* Direction:
Can you put the lines below into a JSON list of strings, one string for each line, leaving out blank lines and the pictures?

* Data for this exercise:
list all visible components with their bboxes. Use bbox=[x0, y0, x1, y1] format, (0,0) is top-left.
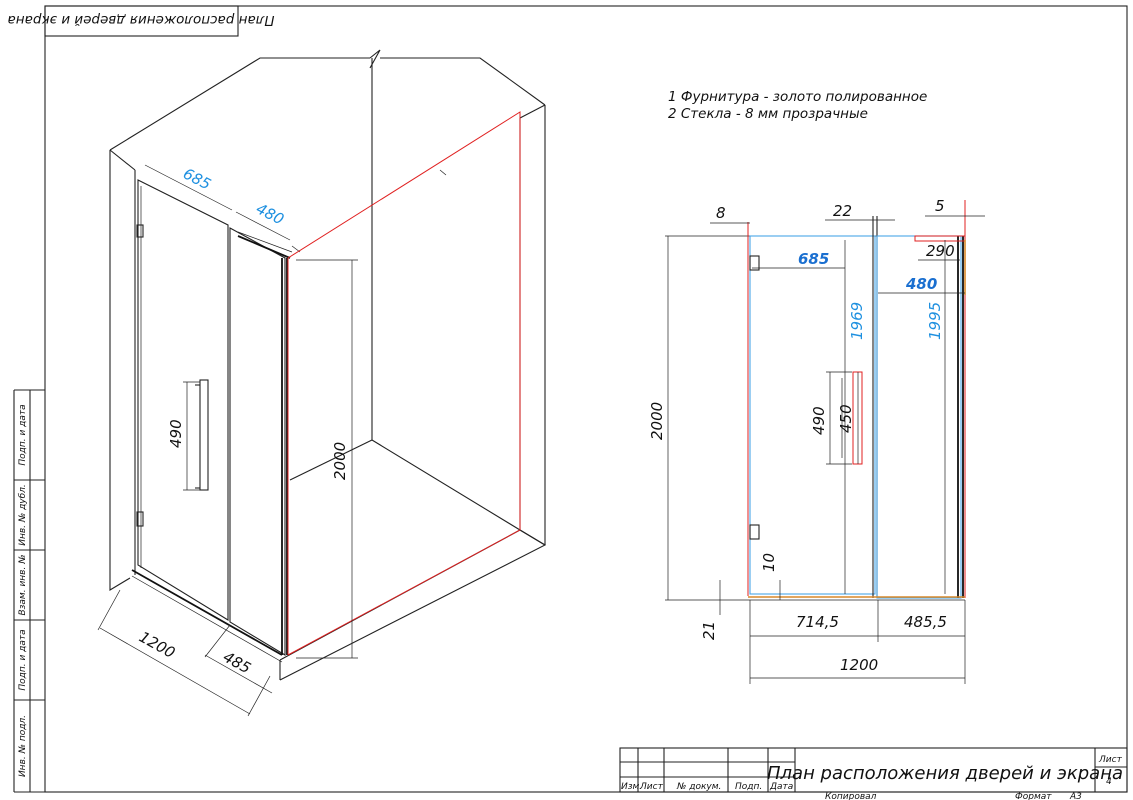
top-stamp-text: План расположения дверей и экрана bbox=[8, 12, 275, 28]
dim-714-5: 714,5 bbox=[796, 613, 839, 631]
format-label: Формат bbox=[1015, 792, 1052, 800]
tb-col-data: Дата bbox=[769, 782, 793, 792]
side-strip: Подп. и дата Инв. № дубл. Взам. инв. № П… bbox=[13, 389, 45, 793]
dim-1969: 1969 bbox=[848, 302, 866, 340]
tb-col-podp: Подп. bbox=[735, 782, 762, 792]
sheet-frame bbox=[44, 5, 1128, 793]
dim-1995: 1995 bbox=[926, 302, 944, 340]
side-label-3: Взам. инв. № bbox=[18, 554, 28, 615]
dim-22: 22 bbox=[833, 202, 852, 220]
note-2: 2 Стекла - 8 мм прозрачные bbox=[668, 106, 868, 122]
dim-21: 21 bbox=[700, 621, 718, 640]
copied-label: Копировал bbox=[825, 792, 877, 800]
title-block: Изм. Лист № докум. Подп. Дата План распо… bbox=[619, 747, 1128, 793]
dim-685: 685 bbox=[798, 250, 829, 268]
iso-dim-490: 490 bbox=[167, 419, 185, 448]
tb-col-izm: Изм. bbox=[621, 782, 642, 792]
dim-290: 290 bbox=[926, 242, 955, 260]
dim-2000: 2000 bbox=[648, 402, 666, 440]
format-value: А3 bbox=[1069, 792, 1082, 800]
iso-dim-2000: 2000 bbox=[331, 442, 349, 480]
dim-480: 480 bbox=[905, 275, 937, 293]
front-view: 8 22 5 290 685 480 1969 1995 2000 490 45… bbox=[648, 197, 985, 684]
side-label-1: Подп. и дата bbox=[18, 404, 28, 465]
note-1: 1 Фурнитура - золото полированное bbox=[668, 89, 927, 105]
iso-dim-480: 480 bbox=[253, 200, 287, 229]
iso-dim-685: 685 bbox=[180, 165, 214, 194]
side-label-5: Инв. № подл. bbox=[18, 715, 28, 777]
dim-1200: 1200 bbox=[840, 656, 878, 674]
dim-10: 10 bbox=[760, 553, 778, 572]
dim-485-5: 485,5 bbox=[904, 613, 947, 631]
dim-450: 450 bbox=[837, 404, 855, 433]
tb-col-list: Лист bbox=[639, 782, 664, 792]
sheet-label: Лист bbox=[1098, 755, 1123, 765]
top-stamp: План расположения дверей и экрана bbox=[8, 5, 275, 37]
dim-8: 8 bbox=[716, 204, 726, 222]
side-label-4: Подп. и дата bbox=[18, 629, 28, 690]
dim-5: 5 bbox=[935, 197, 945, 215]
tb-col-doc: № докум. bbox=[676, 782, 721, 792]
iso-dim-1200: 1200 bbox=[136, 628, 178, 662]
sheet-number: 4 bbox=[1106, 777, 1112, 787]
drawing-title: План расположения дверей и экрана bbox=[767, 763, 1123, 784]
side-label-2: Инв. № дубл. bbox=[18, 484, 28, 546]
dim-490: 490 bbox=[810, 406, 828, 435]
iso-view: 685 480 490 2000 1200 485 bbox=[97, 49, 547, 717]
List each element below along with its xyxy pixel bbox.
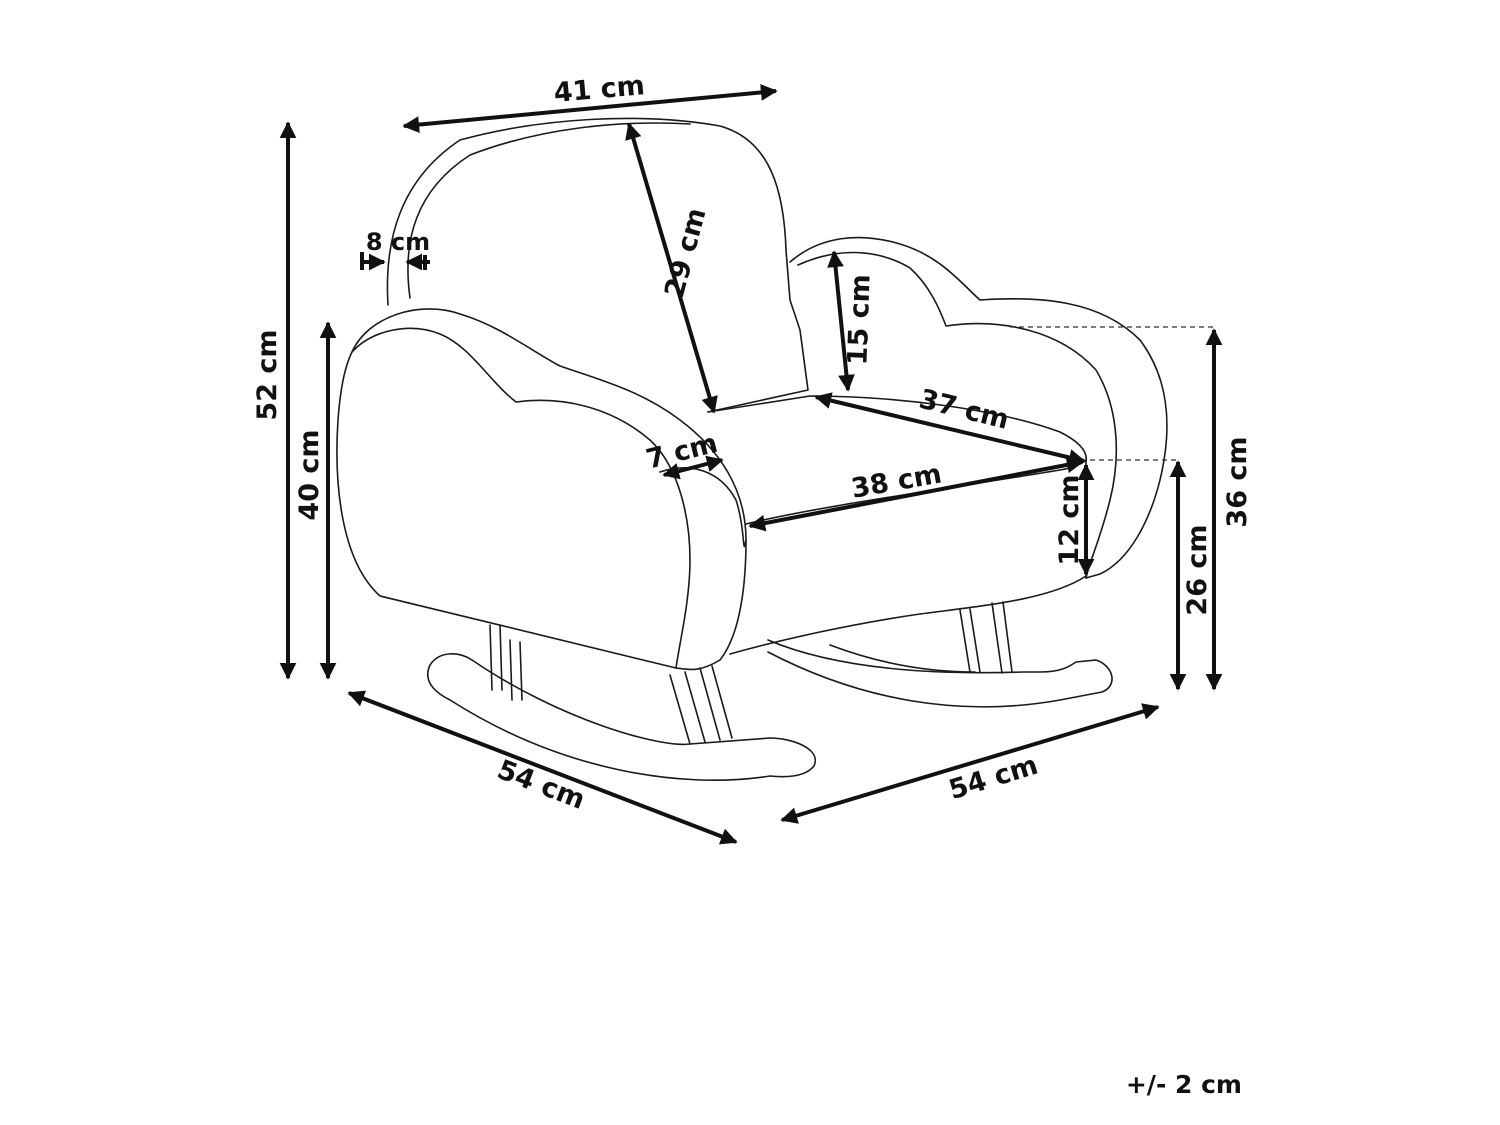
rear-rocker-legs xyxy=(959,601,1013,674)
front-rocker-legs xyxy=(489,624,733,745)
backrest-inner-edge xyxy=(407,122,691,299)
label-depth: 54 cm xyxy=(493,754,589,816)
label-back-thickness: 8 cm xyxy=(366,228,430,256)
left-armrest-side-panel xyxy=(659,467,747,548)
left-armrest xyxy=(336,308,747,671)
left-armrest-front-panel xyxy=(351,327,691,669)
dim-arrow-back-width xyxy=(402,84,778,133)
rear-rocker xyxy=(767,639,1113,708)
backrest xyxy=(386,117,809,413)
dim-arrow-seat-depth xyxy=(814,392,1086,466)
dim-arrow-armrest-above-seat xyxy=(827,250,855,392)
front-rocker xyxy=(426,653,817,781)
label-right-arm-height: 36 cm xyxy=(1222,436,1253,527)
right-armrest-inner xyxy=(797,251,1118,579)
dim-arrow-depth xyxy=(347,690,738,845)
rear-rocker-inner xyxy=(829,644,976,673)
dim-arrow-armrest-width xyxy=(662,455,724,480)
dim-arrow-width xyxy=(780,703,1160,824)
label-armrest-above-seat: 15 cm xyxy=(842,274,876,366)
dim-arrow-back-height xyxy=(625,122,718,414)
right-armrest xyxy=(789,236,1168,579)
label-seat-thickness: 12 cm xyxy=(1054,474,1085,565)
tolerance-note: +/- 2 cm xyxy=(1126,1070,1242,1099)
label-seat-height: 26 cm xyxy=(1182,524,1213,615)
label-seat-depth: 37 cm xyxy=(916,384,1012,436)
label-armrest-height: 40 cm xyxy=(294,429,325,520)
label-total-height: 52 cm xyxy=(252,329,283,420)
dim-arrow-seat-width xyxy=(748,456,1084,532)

* Completed task:
[
  "list all visible components with their bboxes. Use bbox=[x0, y0, x1, y1] format, (0,0) is top-left.",
  "top-stamp-text: План расположения дверей и экрана bbox=[8, 12, 275, 28]",
  "dim-714-5: 714,5 bbox=[796, 613, 839, 631]",
  "format-label: Формат bbox=[1015, 792, 1052, 800]",
  "tb-col-data: Дата bbox=[769, 782, 793, 792]",
  "side-strip: Подп. и дата Инв. № дубл. Взам. инв. № П… bbox=[13, 389, 45, 793]",
  "dim-1969: 1969 bbox=[848, 302, 866, 340]",
  "tb-col-podp: Подп. bbox=[735, 782, 762, 792]",
  "sheet-frame bbox=[44, 5, 1128, 793]",
  "dim-1995: 1995 bbox=[926, 302, 944, 340]",
  "side-label-3: Взам. инв. № bbox=[18, 554, 28, 615]",
  "dim-22: 22 bbox=[833, 202, 852, 220]",
  "note-2: 2 Стекла - 8 мм прозрачные bbox=[668, 106, 868, 122]",
  "dim-21: 21 bbox=[700, 621, 718, 640]",
  "copied-label: Копировал bbox=[825, 792, 877, 800]",
  "title-block: Изм. Лист № докум. Подп. Дата План распо… bbox=[619, 747, 1128, 793]",
  "dim-685: 685 bbox=[798, 250, 829, 268]",
  "iso-dim-490: 490 bbox=[167, 419, 185, 448]",
  "tb-col-izm: Изм. bbox=[621, 782, 642, 792]",
  "dim-290: 290 bbox=[926, 242, 955, 260]",
  "dim-2000: 2000 bbox=[648, 402, 666, 440]",
  "format-value: А3 bbox=[1069, 792, 1082, 800]",
  "iso-dim-2000: 2000 bbox=[331, 442, 349, 480]",
  "dim-480: 480 bbox=[905, 275, 937, 293]",
  "front-view: 8 22 5 290 685 480 1969 1995 2000 490 45… bbox=[648, 197, 985, 684]",
  "side-label-1: Подп. и дата bbox=[18, 404, 28, 465]",
  "note-1: 1 Фурнитура - золото полированное bbox=[668, 89, 927, 105]",
  "iso-dim-480: 480 bbox=[253, 200, 287, 229]",
  "iso-dim-685: 685 bbox=[180, 165, 214, 194]",
  "side-label-5: Инв. № подл. bbox=[18, 715, 28, 777]",
  "dim-1200: 1200 bbox=[840, 656, 878, 674]",
  "dim-10: 10 bbox=[760, 553, 778, 572]",
  "dim-485-5: 485,5 bbox=[904, 613, 947, 631]",
  "dim-450: 450 bbox=[837, 404, 855, 433]",
  "tb-col-list: Лист bbox=[639, 782, 664, 792]",
  "sheet-label: Лист bbox=[1098, 755, 1123, 765]",
  "top-stamp: План расположения дверей и экрана bbox=[8, 5, 275, 37]",
  "dim-8: 8 bbox=[716, 204, 726, 222]",
  "side-label-4: Подп. и дата bbox=[18, 629, 28, 690]",
  "dim-5: 5 bbox=[935, 197, 945, 215]",
  "tb-col-doc: № докум. bbox=[676, 782, 721, 792]",
  "iso-dim-1200: 1200 bbox=[136, 628, 178, 662]",
  "sheet-number: 4 bbox=[1106, 777, 1112, 787]",
  "drawing-title: План расположения дверей и экрана bbox=[767, 763, 1123, 784]",
  "side-label-2: Инв. № дубл. bbox=[18, 484, 28, 546]",
  "dim-490: 490 bbox=[810, 406, 828, 435]",
  "iso-view: 685 480 490 2000 1200 485 bbox=[97, 49, 547, 717]",
  "List each element below along with its xyxy pixel bbox.",
  "rear-rocker-legs xyxy=(959,601,1013,674)",
  "front-rocker-legs xyxy=(489,624,733,745)",
  "backrest-inner-edge xyxy=(407,122,691,299)",
  "label-depth: 54 cm xyxy=(493,754,589,816)",
  "label-back-thickness: 8 cm xyxy=(366,228,430,256)",
  "left-armrest-side-panel xyxy=(659,467,747,548)",
  "left-armrest xyxy=(336,308,747,671)",
  "left-armrest-front-panel xyxy=(351,327,691,669)",
  "dim-arrow-back-width xyxy=(402,84,778,133)",
  "rear-rocker xyxy=(767,639,1113,708)",
  "backrest xyxy=(386,117,809,413)",
  "dim-arrow-seat-depth xyxy=(814,392,1086,466)",
  "dim-arrow-armrest-above-seat xyxy=(827,250,855,392)",
  "front-rocker xyxy=(426,653,817,781)",
  "label-right-arm-height: 36 cm xyxy=(1222,436,1253,527)",
  "right-armrest-inner xyxy=(797,251,1118,579)",
  "dim-arrow-depth xyxy=(347,690,738,845)",
  "rear-rocker-inner xyxy=(829,644,976,673)",
  "dim-arrow-armrest-width xyxy=(662,455,724,480)",
  "dim-arrow-width xyxy=(780,703,1160,824)",
  "label-armrest-above-seat: 15 cm xyxy=(842,274,876,366)",
  "dim-arrow-back-height xyxy=(625,122,718,414)",
  "right-armrest xyxy=(789,236,1168,579)",
  "label-seat-thickness: 12 cm xyxy=(1054,474,1085,565)",
  "tolerance-note: +/- 2 cm xyxy=(1126,1070,1242,1099)",
  "label-seat-height: 26 cm xyxy=(1182,524,1213,615)",
  "label-seat-depth: 37 cm xyxy=(916,384,1012,436)",
  "label-armrest-height: 40 cm xyxy=(294,429,325,520)",
  "label-total-height: 52 cm xyxy=(252,329,283,420)",
  "dim-arrow-seat-width xyxy=(748,456,1084,532)"
]